Set task:
Extract the full listing verbatim and drop any pictures from your copy.

Input material:
══════════════════════════════

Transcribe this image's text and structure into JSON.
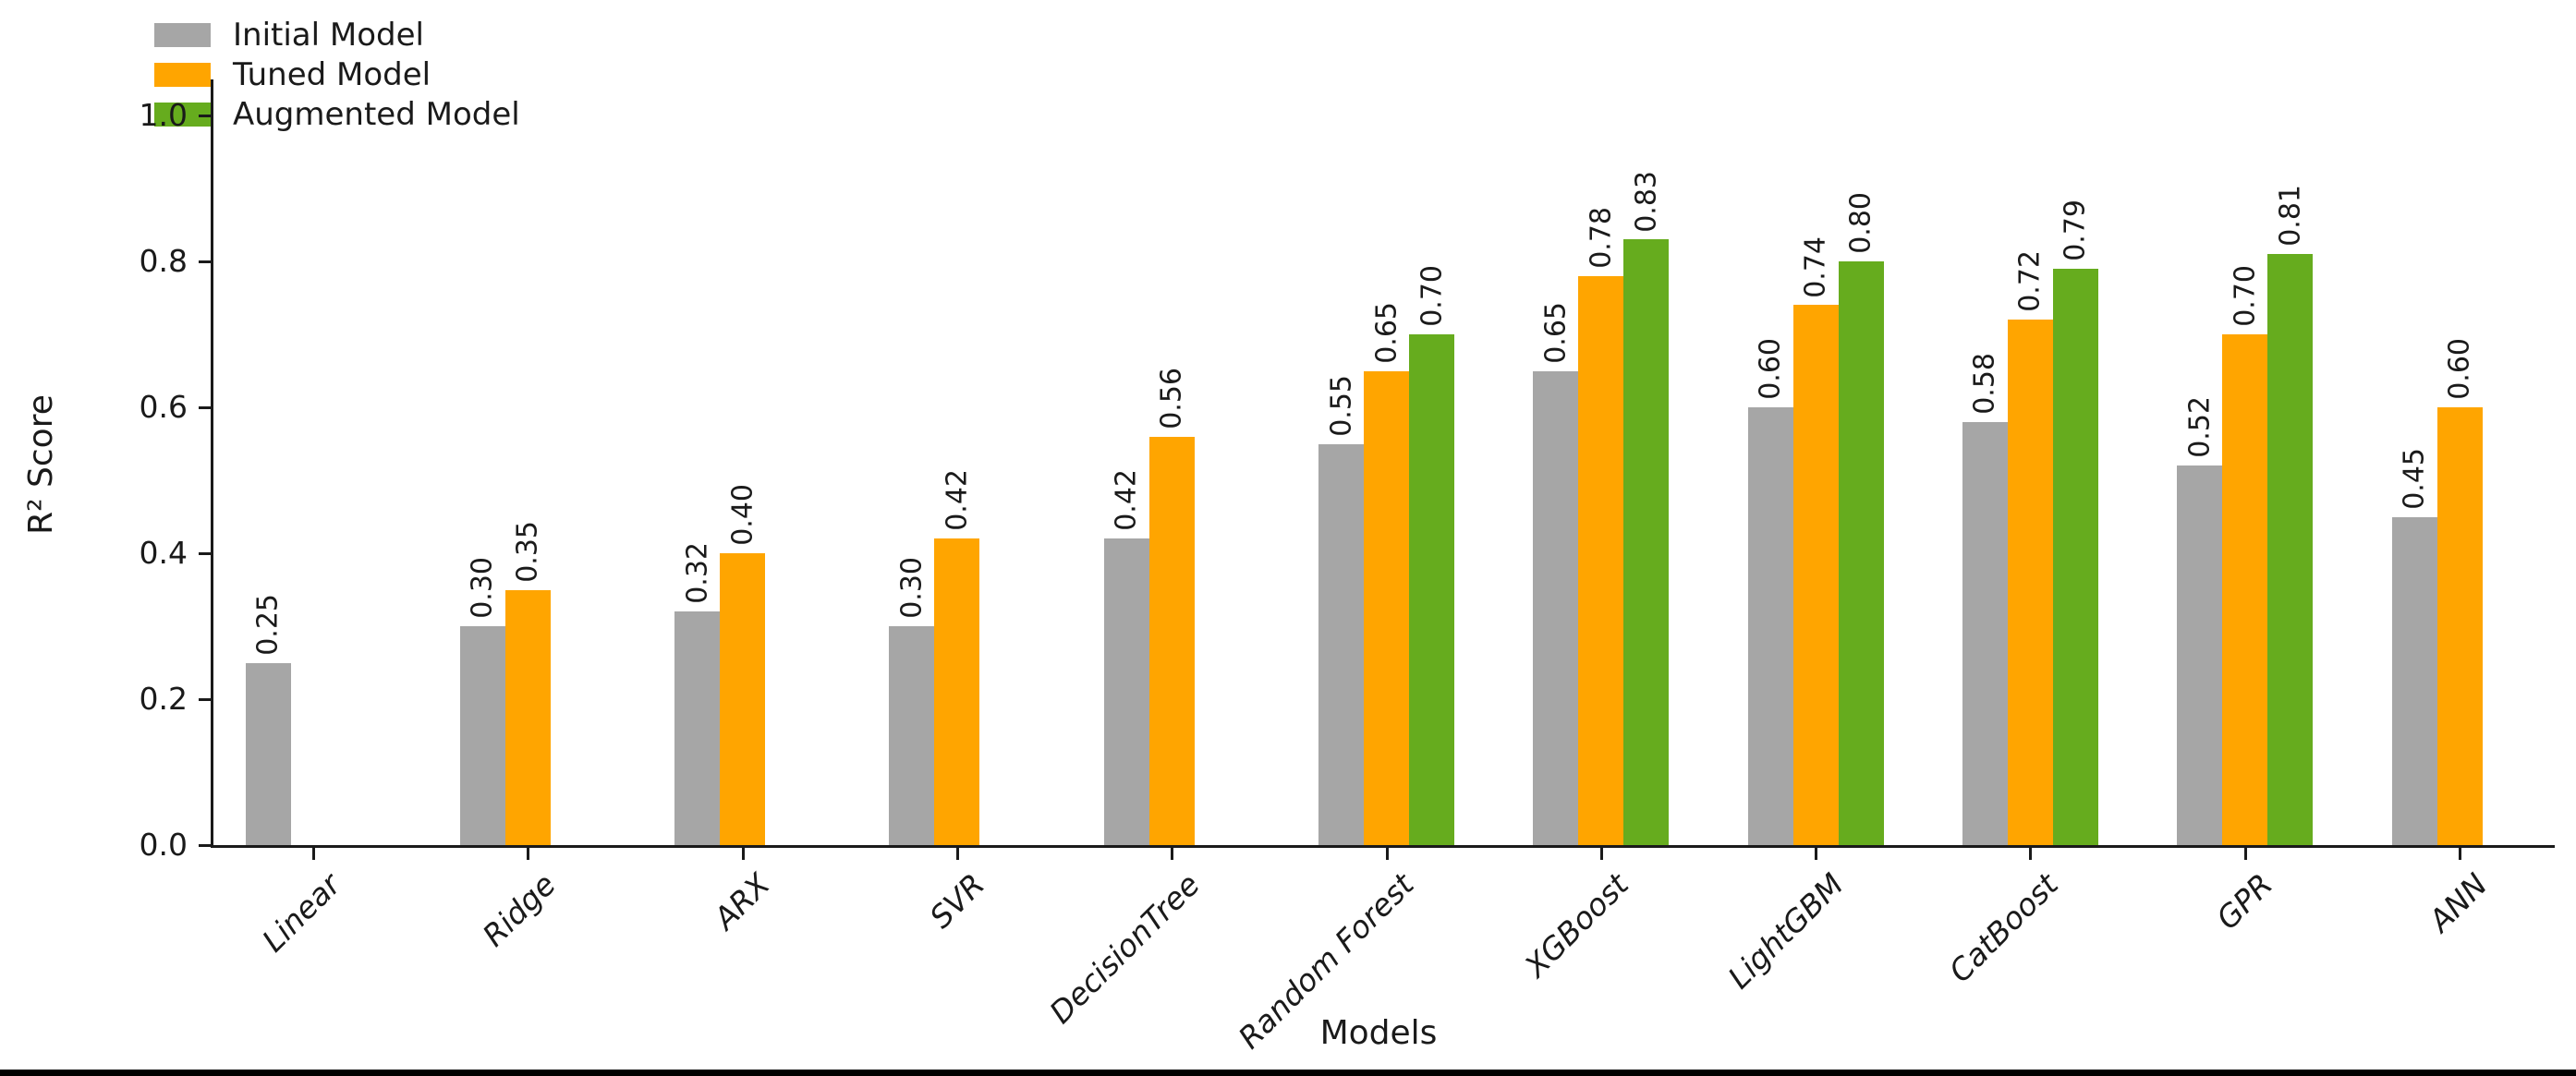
{
  "chart_data": {
    "type": "bar",
    "title": "",
    "xlabel": "Models",
    "ylabel": "R² Score",
    "categories": [
      "Linear",
      "Ridge",
      "ARX",
      "SVR",
      "DecisionTree",
      "Random Forest",
      "XGBoost",
      "LightGBM",
      "CatBoost",
      "GPR",
      "ANN"
    ],
    "series": [
      {
        "name": "Initial Model",
        "color": "#a6a6a6",
        "values": [
          0.25,
          0.3,
          0.32,
          0.3,
          0.42,
          0.55,
          0.65,
          0.6,
          0.58,
          0.52,
          0.45
        ]
      },
      {
        "name": "Tuned Model",
        "color": "#ffa500",
        "values": [
          null,
          0.35,
          0.4,
          0.42,
          0.56,
          0.65,
          0.78,
          0.74,
          0.72,
          0.7,
          0.6
        ]
      },
      {
        "name": "Augmented Model",
        "color": "#66ac1e",
        "values": [
          null,
          null,
          null,
          null,
          null,
          0.7,
          0.83,
          0.8,
          0.79,
          0.81,
          null
        ]
      }
    ],
    "ylim": [
      0.0,
      1.05
    ],
    "yticks": [
      "0.0",
      "0.2",
      "0.4",
      "0.6",
      "0.8",
      "1.0"
    ],
    "grid": false,
    "legend_position": "upper left",
    "bar_label_decimals": 2,
    "bar_labels_rotated_90": true,
    "xtick_labels_rotation_deg": 45,
    "xtick_labels_italic": true,
    "axis_color": "#1a1a1a",
    "background_color": "#ffffff",
    "bottom_edge_color": "#000000"
  }
}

══════════════════════════════

Written reply:
Transcribe this image's text and structure into JSON.
{
  "chart_data": {
    "type": "bar",
    "title": "",
    "xlabel": "Models",
    "ylabel": "R² Score",
    "categories": [
      "Linear",
      "Ridge",
      "ARX",
      "SVR",
      "DecisionTree",
      "Random Forest",
      "XGBoost",
      "LightGBM",
      "CatBoost",
      "GPR",
      "ANN"
    ],
    "series": [
      {
        "name": "Initial Model",
        "color": "#a6a6a6",
        "values": [
          0.25,
          0.3,
          0.32,
          0.3,
          0.42,
          0.55,
          0.65,
          0.6,
          0.58,
          0.52,
          0.45
        ]
      },
      {
        "name": "Tuned Model",
        "color": "#ffa500",
        "values": [
          null,
          0.35,
          0.4,
          0.42,
          0.56,
          0.65,
          0.78,
          0.74,
          0.72,
          0.7,
          0.6
        ]
      },
      {
        "name": "Augmented Model",
        "color": "#66ac1e",
        "values": [
          null,
          null,
          null,
          null,
          null,
          0.7,
          0.83,
          0.8,
          0.79,
          0.81,
          null
        ]
      }
    ],
    "ylim": [
      0.0,
      1.05
    ],
    "yticks": [
      "0.0",
      "0.2",
      "0.4",
      "0.6",
      "0.8",
      "1.0"
    ],
    "grid": false,
    "legend_position": "upper left",
    "bar_label_decimals": 2,
    "bar_labels_rotated_90": true,
    "xtick_labels_rotation_deg": 45,
    "xtick_labels_italic": true,
    "axis_color": "#1a1a1a",
    "background_color": "#ffffff",
    "bottom_edge_color": "#000000"
  }
}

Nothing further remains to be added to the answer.